[Records from a data source]
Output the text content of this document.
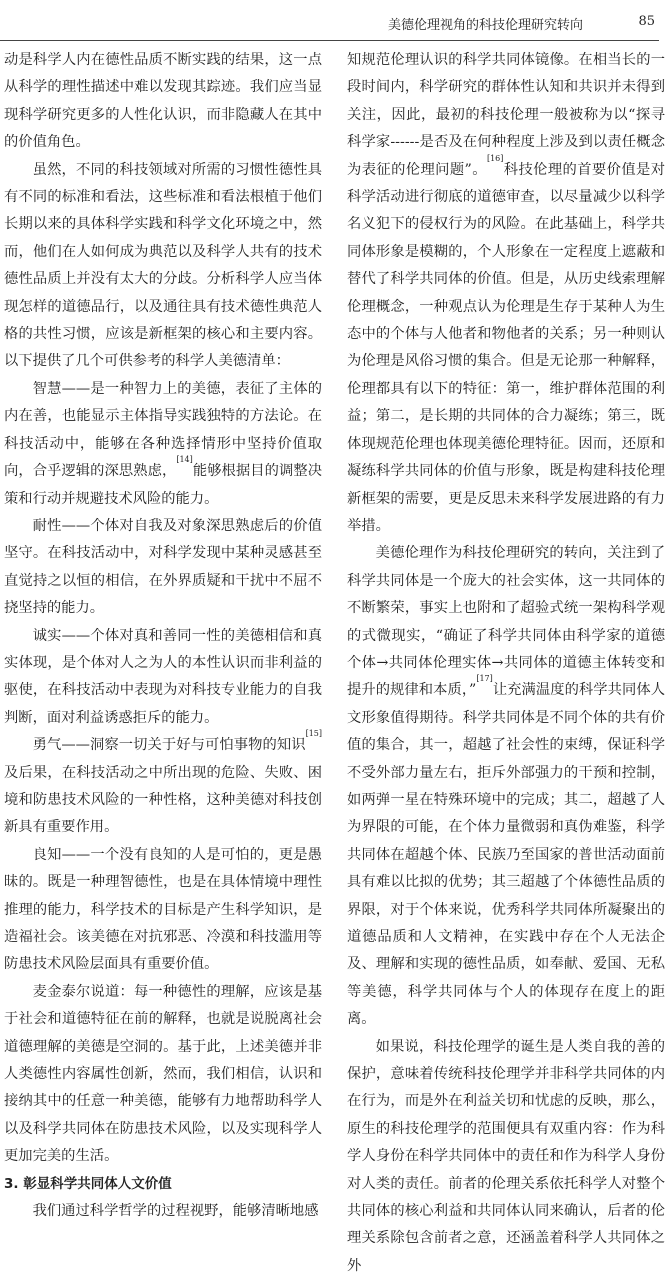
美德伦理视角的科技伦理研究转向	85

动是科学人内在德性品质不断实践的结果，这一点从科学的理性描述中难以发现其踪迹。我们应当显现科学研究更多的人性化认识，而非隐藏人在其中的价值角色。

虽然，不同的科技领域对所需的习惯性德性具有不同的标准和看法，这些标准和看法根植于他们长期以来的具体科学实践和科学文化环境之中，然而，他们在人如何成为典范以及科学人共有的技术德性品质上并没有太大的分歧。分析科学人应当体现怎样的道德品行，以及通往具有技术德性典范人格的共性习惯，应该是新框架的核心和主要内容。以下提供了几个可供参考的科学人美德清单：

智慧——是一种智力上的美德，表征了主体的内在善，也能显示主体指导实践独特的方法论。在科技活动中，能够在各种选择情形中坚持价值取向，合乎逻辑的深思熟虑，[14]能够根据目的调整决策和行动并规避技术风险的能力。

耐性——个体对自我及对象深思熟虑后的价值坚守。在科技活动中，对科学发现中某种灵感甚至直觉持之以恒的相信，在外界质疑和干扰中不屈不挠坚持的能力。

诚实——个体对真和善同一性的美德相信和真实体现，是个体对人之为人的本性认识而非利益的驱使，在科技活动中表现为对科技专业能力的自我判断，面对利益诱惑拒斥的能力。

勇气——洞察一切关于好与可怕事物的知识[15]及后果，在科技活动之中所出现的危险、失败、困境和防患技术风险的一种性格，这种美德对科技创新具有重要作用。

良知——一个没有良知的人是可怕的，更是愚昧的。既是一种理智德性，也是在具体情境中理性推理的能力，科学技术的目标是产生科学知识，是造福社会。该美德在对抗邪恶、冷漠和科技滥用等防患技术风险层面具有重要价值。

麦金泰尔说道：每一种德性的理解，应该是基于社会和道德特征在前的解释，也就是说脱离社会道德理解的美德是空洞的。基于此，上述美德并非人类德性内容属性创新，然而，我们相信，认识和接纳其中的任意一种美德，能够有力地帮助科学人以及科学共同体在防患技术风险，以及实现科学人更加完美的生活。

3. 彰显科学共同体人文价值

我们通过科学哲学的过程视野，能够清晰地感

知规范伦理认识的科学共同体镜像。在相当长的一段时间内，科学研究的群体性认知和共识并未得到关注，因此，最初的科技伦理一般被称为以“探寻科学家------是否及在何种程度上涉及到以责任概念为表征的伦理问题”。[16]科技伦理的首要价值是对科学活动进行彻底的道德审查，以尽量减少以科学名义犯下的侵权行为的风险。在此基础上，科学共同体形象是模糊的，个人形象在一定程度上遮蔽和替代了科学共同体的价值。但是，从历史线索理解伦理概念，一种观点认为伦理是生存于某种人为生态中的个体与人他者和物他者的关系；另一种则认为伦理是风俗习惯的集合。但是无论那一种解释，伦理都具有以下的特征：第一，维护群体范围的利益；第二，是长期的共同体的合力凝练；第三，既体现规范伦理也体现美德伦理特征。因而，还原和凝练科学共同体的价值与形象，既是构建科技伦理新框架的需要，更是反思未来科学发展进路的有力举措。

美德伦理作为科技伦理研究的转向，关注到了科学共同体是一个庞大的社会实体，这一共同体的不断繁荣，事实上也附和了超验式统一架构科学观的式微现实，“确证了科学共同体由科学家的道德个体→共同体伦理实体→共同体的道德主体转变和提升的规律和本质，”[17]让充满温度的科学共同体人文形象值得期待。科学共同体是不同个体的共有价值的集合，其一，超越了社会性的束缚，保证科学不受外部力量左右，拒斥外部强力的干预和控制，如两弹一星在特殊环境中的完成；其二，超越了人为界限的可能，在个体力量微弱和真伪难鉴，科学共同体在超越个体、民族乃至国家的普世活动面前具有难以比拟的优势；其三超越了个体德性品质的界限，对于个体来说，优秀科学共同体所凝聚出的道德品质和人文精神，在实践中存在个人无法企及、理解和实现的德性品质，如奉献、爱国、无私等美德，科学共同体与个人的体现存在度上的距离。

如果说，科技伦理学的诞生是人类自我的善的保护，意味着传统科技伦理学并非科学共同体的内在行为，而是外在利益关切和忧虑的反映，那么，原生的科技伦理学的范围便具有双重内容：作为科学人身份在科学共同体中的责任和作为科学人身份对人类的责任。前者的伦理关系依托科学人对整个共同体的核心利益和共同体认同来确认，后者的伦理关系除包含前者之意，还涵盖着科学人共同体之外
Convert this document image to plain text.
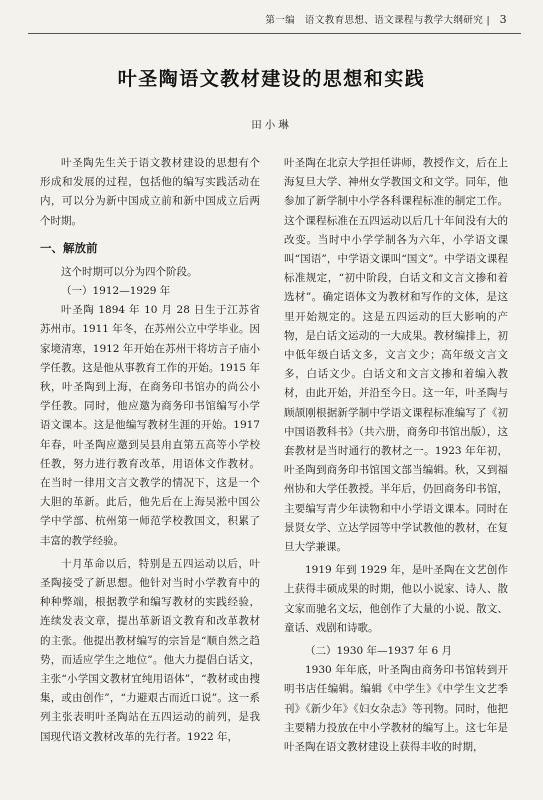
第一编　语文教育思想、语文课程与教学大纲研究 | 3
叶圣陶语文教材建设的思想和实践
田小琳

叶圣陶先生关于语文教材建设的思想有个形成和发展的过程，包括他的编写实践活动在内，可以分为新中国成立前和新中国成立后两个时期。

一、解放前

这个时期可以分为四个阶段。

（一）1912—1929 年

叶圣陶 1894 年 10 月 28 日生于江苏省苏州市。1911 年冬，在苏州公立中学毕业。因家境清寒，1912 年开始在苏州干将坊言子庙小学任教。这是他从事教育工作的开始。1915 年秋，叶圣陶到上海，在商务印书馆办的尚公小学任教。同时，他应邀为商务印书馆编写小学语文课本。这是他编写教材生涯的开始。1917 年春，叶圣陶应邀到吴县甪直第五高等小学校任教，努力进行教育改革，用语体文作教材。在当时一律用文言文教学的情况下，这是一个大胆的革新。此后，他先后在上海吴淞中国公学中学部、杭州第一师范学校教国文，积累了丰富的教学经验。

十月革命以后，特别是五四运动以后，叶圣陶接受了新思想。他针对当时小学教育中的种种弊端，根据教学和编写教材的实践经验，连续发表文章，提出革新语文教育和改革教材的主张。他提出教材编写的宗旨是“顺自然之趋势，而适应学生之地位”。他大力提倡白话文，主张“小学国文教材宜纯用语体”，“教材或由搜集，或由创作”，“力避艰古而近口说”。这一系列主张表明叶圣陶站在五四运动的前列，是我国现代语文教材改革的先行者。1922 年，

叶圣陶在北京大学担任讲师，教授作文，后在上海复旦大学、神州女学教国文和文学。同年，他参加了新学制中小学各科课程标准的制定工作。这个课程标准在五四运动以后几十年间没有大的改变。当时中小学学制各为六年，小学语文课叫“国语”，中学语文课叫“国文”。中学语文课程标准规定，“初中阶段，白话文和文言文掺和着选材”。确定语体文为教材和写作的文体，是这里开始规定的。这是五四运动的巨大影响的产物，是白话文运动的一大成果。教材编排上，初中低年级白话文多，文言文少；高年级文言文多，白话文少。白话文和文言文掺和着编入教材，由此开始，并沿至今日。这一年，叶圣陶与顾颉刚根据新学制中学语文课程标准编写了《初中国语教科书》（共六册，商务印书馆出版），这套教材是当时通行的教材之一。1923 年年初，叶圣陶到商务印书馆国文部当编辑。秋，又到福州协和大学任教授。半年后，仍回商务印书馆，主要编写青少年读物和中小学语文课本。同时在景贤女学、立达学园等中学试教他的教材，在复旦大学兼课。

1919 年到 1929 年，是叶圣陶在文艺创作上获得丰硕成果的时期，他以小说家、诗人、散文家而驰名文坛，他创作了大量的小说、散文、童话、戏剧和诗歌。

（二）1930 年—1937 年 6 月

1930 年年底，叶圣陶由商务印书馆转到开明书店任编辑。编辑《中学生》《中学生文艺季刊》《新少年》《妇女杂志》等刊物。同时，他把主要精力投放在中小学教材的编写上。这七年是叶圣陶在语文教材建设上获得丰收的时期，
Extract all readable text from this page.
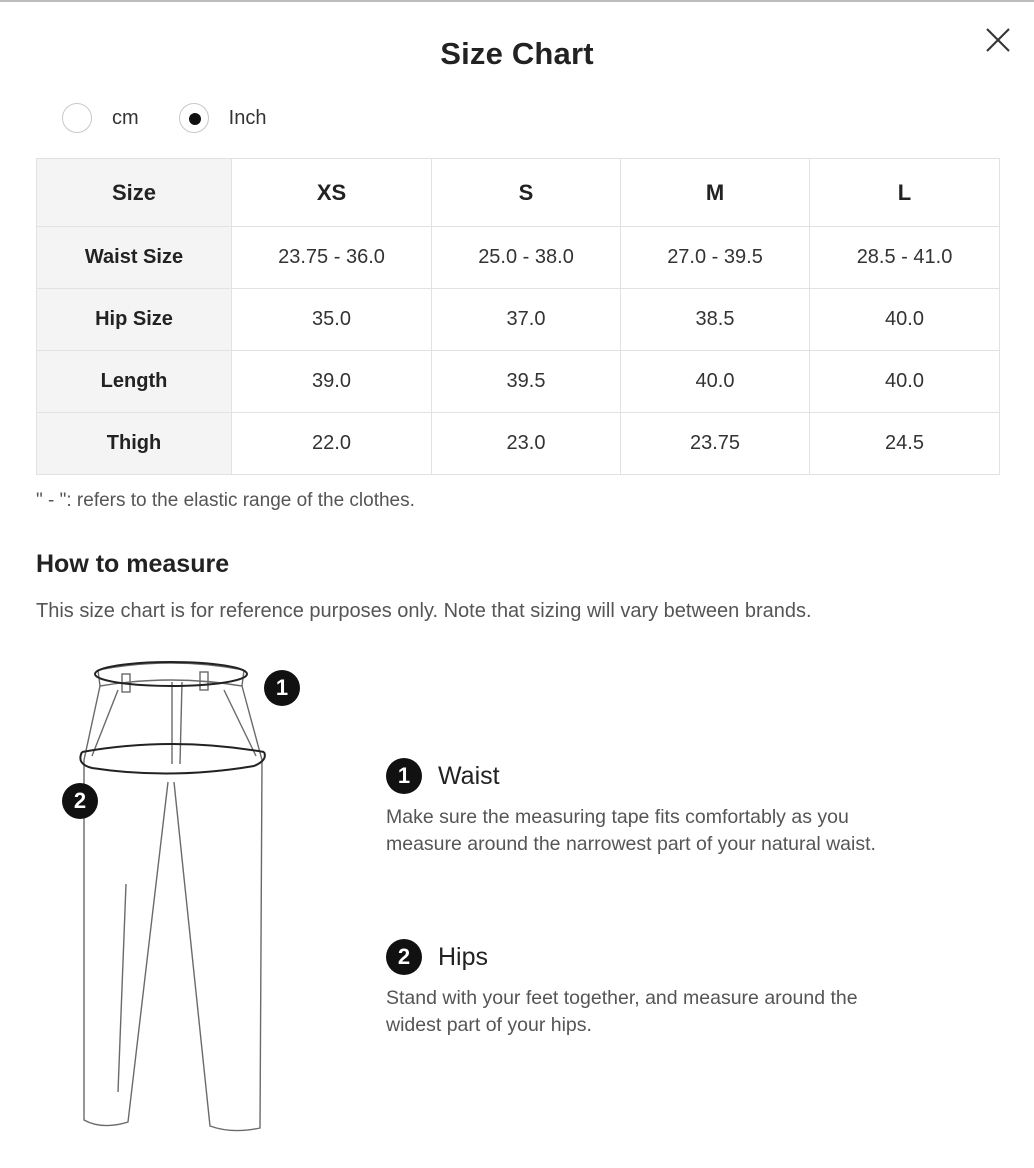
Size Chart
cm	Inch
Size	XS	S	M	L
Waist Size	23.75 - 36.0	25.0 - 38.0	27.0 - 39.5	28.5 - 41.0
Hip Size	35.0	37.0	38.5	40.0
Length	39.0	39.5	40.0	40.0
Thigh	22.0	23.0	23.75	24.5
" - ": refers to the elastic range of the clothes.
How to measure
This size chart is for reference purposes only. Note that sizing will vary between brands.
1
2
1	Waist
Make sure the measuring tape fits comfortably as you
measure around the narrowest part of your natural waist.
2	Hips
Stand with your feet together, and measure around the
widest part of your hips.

[What you have to do]
Go through the listing above and pull out each line containing the word "your".

[Final answer]
measure around the narrowest part of your natural waist.
Stand with your feet together, and measure around the
widest part of your hips.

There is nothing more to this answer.